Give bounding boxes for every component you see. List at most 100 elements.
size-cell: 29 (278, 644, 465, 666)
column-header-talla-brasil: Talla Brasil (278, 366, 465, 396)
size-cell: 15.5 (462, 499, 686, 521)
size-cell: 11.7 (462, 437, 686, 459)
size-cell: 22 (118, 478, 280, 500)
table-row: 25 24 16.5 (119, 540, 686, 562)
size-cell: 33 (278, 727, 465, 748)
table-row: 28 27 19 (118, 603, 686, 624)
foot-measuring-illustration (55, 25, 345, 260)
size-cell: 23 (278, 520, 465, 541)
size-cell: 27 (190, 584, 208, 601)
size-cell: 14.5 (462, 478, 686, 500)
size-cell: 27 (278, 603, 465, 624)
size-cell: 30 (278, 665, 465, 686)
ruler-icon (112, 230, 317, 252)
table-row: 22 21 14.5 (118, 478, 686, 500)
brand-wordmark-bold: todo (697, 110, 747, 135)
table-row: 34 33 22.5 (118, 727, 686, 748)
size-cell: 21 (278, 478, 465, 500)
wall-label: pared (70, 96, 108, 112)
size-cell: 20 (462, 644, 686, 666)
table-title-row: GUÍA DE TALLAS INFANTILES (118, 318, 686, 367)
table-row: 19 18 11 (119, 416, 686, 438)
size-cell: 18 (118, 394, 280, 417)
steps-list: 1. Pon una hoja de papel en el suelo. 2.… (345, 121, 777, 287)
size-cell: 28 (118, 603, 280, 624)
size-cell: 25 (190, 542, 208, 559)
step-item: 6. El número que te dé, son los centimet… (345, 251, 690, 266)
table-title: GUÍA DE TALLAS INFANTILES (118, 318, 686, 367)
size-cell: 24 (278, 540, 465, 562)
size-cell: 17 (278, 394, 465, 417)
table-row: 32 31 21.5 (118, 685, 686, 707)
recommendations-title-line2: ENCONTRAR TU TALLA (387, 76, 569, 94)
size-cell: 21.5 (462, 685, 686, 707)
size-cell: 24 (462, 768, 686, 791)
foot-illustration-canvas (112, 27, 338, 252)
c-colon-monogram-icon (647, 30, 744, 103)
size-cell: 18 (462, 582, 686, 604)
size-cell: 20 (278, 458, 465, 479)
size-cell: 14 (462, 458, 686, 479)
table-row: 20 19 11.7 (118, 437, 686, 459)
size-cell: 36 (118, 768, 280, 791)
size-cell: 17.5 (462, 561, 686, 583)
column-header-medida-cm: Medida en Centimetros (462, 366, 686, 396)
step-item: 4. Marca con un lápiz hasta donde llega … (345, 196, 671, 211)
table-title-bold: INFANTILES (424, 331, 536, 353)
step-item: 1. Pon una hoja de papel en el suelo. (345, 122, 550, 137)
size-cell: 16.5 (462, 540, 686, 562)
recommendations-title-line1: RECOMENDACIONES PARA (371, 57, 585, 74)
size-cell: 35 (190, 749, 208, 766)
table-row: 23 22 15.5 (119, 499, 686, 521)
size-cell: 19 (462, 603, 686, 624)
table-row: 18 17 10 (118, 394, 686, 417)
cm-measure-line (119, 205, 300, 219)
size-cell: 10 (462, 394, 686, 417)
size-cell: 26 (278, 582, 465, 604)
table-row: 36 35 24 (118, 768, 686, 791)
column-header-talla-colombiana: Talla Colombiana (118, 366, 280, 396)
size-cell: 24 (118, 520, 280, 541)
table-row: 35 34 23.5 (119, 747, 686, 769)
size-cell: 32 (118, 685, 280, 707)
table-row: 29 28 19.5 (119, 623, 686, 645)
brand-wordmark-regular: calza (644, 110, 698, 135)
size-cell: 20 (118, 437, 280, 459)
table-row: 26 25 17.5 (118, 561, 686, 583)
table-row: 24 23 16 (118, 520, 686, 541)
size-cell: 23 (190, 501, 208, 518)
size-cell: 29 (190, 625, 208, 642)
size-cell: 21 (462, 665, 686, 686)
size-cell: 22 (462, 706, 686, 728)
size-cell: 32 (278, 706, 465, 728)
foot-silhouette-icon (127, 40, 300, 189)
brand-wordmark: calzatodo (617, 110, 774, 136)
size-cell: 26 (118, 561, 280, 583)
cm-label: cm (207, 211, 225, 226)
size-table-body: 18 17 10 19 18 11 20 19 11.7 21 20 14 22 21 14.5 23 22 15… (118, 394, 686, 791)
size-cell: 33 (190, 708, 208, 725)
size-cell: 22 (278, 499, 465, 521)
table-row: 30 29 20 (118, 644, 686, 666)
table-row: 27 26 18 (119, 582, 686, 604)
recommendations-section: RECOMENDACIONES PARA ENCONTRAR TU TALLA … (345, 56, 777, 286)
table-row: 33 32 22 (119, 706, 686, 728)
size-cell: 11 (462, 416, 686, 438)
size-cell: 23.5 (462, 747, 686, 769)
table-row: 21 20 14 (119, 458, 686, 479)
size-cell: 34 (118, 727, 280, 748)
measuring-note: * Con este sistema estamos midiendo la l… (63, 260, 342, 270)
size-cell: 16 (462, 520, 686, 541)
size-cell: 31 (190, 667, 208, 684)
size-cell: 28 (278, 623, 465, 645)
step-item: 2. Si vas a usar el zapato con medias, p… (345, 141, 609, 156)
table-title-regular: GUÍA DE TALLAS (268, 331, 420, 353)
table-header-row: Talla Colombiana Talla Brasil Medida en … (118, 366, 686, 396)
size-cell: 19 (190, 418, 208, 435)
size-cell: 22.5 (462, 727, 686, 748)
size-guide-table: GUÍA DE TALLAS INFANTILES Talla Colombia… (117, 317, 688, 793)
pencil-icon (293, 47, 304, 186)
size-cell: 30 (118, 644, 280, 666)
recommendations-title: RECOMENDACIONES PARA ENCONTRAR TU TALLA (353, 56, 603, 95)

...

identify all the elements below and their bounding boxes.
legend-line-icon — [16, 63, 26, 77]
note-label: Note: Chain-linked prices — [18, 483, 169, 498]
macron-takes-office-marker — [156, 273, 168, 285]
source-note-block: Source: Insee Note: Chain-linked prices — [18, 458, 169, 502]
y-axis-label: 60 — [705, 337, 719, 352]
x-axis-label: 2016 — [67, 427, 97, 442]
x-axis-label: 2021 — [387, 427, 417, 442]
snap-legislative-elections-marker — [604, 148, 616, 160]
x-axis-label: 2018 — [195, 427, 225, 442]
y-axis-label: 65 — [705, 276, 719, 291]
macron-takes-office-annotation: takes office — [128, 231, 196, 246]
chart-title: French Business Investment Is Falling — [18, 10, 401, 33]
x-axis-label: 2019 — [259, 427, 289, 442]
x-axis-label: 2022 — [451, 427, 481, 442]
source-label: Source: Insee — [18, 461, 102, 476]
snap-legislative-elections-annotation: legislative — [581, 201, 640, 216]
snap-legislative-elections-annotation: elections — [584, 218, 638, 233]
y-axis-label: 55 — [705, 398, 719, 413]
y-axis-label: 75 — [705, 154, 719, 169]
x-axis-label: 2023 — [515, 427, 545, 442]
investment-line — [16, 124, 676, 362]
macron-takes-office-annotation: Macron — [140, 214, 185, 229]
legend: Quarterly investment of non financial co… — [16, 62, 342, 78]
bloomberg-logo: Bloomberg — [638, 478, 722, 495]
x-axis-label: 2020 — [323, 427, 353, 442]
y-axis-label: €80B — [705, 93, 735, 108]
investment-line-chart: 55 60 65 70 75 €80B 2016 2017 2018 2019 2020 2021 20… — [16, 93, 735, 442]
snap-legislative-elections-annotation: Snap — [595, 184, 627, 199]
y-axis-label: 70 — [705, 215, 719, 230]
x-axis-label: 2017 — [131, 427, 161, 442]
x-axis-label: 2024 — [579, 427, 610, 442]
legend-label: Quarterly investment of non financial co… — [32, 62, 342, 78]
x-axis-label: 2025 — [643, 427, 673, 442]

* * *

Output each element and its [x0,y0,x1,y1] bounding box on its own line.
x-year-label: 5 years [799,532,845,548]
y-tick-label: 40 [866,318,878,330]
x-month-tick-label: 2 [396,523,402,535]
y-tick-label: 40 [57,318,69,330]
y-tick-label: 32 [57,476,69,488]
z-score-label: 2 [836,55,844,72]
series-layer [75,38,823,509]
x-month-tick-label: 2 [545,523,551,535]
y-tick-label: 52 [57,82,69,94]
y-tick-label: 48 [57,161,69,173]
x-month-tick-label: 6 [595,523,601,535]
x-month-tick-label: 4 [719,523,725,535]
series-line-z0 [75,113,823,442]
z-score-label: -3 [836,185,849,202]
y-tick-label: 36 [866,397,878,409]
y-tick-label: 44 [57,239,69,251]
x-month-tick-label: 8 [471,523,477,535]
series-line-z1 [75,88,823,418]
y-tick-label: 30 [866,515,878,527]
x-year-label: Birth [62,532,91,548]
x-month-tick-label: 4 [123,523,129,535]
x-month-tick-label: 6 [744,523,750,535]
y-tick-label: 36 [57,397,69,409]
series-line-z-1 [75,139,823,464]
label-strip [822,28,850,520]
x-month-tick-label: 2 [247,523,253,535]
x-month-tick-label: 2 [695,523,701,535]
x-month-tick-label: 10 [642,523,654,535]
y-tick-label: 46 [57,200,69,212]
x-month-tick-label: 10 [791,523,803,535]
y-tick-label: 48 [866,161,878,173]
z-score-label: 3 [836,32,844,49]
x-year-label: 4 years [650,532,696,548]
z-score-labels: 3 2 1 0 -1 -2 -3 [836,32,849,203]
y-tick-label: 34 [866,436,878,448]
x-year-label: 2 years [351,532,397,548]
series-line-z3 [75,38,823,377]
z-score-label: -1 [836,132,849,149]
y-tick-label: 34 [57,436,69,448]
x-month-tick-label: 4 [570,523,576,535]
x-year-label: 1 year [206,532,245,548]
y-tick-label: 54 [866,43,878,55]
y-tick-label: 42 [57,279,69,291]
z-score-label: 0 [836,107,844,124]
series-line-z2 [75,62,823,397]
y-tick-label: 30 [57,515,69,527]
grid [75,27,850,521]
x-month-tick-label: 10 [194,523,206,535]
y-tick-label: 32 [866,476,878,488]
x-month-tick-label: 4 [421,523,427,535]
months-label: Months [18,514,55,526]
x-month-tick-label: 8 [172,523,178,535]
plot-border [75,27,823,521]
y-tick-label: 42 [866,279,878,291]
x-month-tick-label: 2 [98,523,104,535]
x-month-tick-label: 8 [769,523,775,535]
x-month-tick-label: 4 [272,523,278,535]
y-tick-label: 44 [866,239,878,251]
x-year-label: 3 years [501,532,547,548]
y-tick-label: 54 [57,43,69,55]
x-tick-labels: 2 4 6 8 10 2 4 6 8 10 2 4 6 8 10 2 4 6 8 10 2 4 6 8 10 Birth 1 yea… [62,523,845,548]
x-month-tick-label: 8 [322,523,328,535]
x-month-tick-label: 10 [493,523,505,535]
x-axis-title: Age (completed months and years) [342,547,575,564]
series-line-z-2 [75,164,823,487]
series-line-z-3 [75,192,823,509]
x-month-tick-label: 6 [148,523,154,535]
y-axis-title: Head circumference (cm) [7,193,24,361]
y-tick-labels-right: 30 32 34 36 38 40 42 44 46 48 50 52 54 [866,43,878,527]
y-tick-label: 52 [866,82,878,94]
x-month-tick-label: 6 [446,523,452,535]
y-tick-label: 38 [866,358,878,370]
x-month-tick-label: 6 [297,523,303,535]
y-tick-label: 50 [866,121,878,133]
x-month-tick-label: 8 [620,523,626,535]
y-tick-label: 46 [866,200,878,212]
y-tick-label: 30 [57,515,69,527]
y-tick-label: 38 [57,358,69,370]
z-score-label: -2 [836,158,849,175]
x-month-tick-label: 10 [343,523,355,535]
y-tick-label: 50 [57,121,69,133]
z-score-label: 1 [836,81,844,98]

[WHAT THE TASK REQUIRES]:
Gather and copy out each line above that contains the string "Insee". Treat case as significant.

[RESULT FOR THIS TASK]:
source-note-block: Source: Insee Note: Chain-linked prices — [18, 458, 169, 502]
source-label: Source: Insee — [18, 461, 102, 476]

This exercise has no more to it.